__Entries supplied__.
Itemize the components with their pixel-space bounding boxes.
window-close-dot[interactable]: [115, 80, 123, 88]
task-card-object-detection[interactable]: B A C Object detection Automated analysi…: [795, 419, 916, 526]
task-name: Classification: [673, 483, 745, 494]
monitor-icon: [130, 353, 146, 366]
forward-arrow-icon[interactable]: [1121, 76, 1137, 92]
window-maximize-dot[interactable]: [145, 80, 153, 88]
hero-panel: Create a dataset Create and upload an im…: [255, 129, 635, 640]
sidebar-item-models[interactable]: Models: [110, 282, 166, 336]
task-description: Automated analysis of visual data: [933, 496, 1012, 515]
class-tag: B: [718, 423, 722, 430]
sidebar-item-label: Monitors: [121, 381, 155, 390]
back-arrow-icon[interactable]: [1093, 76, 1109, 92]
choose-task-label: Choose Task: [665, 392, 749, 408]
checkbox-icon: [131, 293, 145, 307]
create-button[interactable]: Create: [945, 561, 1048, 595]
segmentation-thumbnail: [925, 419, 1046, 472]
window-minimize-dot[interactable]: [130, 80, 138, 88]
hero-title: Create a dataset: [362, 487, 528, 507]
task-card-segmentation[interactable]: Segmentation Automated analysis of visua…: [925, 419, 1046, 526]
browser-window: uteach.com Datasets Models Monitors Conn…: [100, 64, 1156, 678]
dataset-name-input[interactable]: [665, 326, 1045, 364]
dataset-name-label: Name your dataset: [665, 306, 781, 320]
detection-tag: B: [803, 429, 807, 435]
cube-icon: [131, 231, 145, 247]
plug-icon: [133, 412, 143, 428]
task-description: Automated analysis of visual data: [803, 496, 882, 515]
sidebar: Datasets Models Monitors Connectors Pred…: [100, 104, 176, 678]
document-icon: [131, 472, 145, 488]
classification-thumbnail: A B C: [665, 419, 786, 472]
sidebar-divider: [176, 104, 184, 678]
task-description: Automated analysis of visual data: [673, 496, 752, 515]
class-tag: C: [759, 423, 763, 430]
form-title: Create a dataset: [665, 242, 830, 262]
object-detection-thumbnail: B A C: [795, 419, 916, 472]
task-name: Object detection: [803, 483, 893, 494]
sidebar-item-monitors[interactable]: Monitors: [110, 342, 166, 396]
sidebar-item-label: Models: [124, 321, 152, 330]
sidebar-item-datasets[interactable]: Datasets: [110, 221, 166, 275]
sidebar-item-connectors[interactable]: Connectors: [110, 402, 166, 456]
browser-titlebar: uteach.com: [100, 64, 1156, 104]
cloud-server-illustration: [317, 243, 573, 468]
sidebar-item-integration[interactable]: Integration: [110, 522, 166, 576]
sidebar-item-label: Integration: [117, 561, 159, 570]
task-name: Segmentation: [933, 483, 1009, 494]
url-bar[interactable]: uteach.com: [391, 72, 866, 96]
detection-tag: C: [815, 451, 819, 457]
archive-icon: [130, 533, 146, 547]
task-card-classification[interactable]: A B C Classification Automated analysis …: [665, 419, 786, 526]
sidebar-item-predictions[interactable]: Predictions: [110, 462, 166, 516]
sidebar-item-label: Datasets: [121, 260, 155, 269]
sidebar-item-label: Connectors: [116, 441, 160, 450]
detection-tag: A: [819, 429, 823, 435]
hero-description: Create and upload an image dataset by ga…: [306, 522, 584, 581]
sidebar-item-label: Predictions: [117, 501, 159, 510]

__Exercise directions__.
Could you output every line of the entries above verbatim, keeping the original order?

__Expected answer__.
Itemize the components with their pixel-space bounding boxes.
window-close-dot[interactable]: [115, 80, 123, 88]
task-card-object-detection[interactable]: B A C Object detection Automated analysi…: [795, 419, 916, 526]
task-name: Classification: [673, 483, 745, 494]
monitor-icon: [130, 353, 146, 366]
forward-arrow-icon[interactable]: [1121, 76, 1137, 92]
window-maximize-dot[interactable]: [145, 80, 153, 88]
hero-panel: Create a dataset Create and upload an im…: [255, 129, 635, 640]
sidebar-item-models[interactable]: Models: [110, 282, 166, 336]
task-description: Automated analysis of visual data: [933, 496, 1012, 515]
class-tag: B: [718, 423, 722, 430]
sidebar-item-label: Monitors: [121, 381, 155, 390]
back-arrow-icon[interactable]: [1093, 76, 1109, 92]
choose-task-label: Choose Task: [665, 392, 749, 408]
checkbox-icon: [131, 293, 145, 307]
create-button[interactable]: Create: [945, 561, 1048, 595]
segmentation-thumbnail: [925, 419, 1046, 472]
window-minimize-dot[interactable]: [130, 80, 138, 88]
hero-title: Create a dataset: [362, 487, 528, 507]
task-card-segmentation[interactable]: Segmentation Automated analysis of visua…: [925, 419, 1046, 526]
browser-window: uteach.com Datasets Models Monitors Conn…: [100, 64, 1156, 678]
dataset-name-input[interactable]: [665, 326, 1045, 364]
dataset-name-label: Name your dataset: [665, 306, 781, 320]
detection-tag: B: [803, 429, 807, 435]
cube-icon: [131, 231, 145, 247]
plug-icon: [133, 412, 143, 428]
task-description: Automated analysis of visual data: [803, 496, 882, 515]
sidebar: Datasets Models Monitors Connectors Pred…: [100, 104, 176, 678]
document-icon: [131, 472, 145, 488]
classification-thumbnail: A B C: [665, 419, 786, 472]
sidebar-divider: [176, 104, 184, 678]
task-description: Automated analysis of visual data: [673, 496, 752, 515]
class-tag: C: [759, 423, 763, 430]
form-title: Create a dataset: [665, 242, 830, 262]
object-detection-thumbnail: B A C: [795, 419, 916, 472]
task-name: Object detection: [803, 483, 893, 494]
sidebar-item-monitors[interactable]: Monitors: [110, 342, 166, 396]
sidebar-item-label: Models: [124, 321, 152, 330]
sidebar-item-datasets[interactable]: Datasets: [110, 221, 166, 275]
sidebar-item-connectors[interactable]: Connectors: [110, 402, 166, 456]
browser-titlebar: uteach.com: [100, 64, 1156, 104]
cloud-server-illustration: [317, 243, 573, 468]
sidebar-item-integration[interactable]: Integration: [110, 522, 166, 576]
sidebar-item-label: Integration: [117, 561, 159, 570]
task-name: Segmentation: [933, 483, 1009, 494]
url-bar[interactable]: uteach.com: [391, 72, 866, 96]
detection-tag: C: [815, 451, 819, 457]
archive-icon: [130, 533, 146, 547]
task-card-classification[interactable]: A B C Classification Automated analysis …: [665, 419, 786, 526]
sidebar-item-predictions[interactable]: Predictions: [110, 462, 166, 516]
sidebar-item-label: Datasets: [121, 260, 155, 269]
sidebar-item-label: Connectors: [116, 441, 160, 450]
detection-tag: A: [819, 429, 823, 435]
hero-description: Create and upload an image dataset by ga…: [306, 522, 584, 581]
sidebar-item-label: Predictions: [117, 501, 159, 510]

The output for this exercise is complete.